Your goal: Find the string "series" in the records and copy each line where it occurs.

(Figure collection entries)
========
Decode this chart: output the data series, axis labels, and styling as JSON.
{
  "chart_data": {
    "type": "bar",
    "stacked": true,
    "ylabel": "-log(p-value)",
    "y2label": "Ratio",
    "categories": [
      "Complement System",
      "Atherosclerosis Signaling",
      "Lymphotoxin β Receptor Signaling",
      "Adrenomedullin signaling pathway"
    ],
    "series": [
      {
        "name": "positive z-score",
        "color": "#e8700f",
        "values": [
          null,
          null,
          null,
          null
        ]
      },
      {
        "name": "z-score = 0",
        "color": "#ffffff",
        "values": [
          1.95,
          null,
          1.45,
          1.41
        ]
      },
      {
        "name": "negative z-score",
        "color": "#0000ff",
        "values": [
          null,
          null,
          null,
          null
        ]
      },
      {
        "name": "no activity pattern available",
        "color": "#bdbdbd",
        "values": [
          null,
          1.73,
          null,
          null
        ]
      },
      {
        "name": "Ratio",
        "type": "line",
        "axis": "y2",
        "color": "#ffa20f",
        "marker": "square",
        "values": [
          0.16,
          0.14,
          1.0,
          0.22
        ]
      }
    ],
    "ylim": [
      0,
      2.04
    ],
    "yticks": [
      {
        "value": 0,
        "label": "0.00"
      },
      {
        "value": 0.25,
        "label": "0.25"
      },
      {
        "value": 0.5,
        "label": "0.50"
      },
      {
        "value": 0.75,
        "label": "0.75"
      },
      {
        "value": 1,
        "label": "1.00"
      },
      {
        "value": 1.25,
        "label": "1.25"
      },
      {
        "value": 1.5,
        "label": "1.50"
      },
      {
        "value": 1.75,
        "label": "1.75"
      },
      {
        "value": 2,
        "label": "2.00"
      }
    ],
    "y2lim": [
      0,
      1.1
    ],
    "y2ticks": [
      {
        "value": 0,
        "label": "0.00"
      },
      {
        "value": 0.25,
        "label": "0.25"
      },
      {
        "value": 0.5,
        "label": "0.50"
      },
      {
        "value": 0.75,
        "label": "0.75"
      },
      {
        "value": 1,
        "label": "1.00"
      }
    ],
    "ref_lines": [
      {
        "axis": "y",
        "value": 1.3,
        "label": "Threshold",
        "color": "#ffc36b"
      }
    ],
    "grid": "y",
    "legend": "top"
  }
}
========
Answer below:
Decode this chart: output the data series, axis labels, and styling as JSON.
    "series": [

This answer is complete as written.